## PROBLEM DETAILS
Each entry below is to be transcribed exactly.
☆ ☆ ☆
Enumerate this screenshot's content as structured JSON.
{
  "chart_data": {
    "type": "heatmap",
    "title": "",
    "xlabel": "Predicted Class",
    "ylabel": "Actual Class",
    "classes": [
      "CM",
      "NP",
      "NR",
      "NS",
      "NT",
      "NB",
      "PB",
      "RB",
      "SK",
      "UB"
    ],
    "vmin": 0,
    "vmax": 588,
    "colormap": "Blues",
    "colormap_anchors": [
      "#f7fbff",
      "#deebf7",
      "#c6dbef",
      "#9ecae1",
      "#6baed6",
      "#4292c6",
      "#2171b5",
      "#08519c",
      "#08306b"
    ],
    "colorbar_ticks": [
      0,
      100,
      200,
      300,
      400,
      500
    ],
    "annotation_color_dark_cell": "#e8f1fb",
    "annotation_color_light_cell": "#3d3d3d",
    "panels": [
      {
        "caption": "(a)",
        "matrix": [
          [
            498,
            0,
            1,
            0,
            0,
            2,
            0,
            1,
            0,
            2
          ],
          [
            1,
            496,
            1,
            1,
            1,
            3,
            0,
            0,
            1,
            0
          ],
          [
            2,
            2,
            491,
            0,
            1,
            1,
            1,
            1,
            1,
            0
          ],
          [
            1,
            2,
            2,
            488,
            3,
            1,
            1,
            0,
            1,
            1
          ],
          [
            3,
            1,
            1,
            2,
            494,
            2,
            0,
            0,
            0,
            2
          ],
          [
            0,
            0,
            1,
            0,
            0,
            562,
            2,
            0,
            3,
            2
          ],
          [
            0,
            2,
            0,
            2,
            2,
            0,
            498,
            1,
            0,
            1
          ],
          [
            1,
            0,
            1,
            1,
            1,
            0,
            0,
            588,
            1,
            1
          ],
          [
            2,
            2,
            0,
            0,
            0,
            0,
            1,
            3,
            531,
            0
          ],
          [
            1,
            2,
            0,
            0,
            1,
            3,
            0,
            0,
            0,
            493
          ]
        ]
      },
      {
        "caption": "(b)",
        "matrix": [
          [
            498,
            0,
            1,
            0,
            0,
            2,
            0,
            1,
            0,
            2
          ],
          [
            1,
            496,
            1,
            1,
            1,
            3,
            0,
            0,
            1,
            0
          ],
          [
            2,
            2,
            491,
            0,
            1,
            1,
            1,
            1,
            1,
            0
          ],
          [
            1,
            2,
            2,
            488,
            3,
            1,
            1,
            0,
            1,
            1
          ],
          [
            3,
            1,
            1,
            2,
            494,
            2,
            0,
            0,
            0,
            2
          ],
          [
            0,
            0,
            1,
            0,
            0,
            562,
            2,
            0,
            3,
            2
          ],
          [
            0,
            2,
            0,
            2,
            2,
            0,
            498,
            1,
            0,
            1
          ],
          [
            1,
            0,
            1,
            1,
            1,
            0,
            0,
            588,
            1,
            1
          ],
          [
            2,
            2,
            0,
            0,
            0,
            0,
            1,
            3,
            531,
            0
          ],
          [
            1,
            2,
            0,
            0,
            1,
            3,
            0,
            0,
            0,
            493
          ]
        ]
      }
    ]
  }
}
☆ ☆ ☆
## TASK OUTPUT
Enumerate this screenshot's content as structured JSON.
{
  "chart_data": {
    "type": "heatmap",
    "title": "",
    "xlabel": "Predicted Class",
    "ylabel": "Actual Class",
    "classes": [
      "CM",
      "NP",
      "NR",
      "NS",
      "NT",
      "NB",
      "PB",
      "RB",
      "SK",
      "UB"
    ],
    "vmin": 0,
    "vmax": 588,
    "colormap": "Blues",
    "colormap_anchors": [
      "#f7fbff",
      "#deebf7",
      "#c6dbef",
      "#9ecae1",
      "#6baed6",
      "#4292c6",
      "#2171b5",
      "#08519c",
      "#08306b"
    ],
    "colorbar_ticks": [
      0,
      100,
      200,
      300,
      400,
      500
    ],
    "annotation_color_dark_cell": "#e8f1fb",
    "annotation_color_light_cell": "#3d3d3d",
    "panels": [
      {
        "caption": "(a)",
        "matrix": [
          [
            498,
            0,
            1,
            0,
            0,
            2,
            0,
            1,
            0,
            2
          ],
          [
            1,
            496,
            1,
            1,
            1,
            3,
            0,
            0,
            1,
            0
          ],
          [
            2,
            2,
            491,
            0,
            1,
            1,
            1,
            1,
            1,
            0
          ],
          [
            1,
            2,
            2,
            488,
            3,
            1,
            1,
            0,
            1,
            1
          ],
          [
            3,
            1,
            1,
            2,
            494,
            2,
            0,
            0,
            0,
            2
          ],
          [
            0,
            0,
            1,
            0,
            0,
            562,
            2,
            0,
            3,
            2
          ],
          [
            0,
            2,
            0,
            2,
            2,
            0,
            498,
            1,
            0,
            1
          ],
          [
            1,
            0,
            1,
            1,
            1,
            0,
            0,
            588,
            1,
            1
          ],
          [
            2,
            2,
            0,
            0,
            0,
            0,
            1,
            3,
            531,
            0
          ],
          [
            1,
            2,
            0,
            0,
            1,
            3,
            0,
            0,
            0,
            493
          ]
        ]
      },
      {
        "caption": "(b)",
        "matrix": [
          [
            498,
            0,
            1,
            0,
            0,
            2,
            0,
            1,
            0,
            2
          ],
          [
            1,
            496,
            1,
            1,
            1,
            3,
            0,
            0,
            1,
            0
          ],
          [
            2,
            2,
            491,
            0,
            1,
            1,
            1,
            1,
            1,
            0
          ],
          [
            1,
            2,
            2,
            488,
            3,
            1,
            1,
            0,
            1,
            1
          ],
          [
            3,
            1,
            1,
            2,
            494,
            2,
            0,
            0,
            0,
            2
          ],
          [
            0,
            0,
            1,
            0,
            0,
            562,
            2,
            0,
            3,
            2
          ],
          [
            0,
            2,
            0,
            2,
            2,
            0,
            498,
            1,
            0,
            1
          ],
          [
            1,
            0,
            1,
            1,
            1,
            0,
            0,
            588,
            1,
            1
          ],
          [
            2,
            2,
            0,
            0,
            0,
            0,
            1,
            3,
            531,
            0
          ],
          [
            1,
            2,
            0,
            0,
            1,
            3,
            0,
            0,
            0,
            493
          ]
        ]
      }
    ]
  }
}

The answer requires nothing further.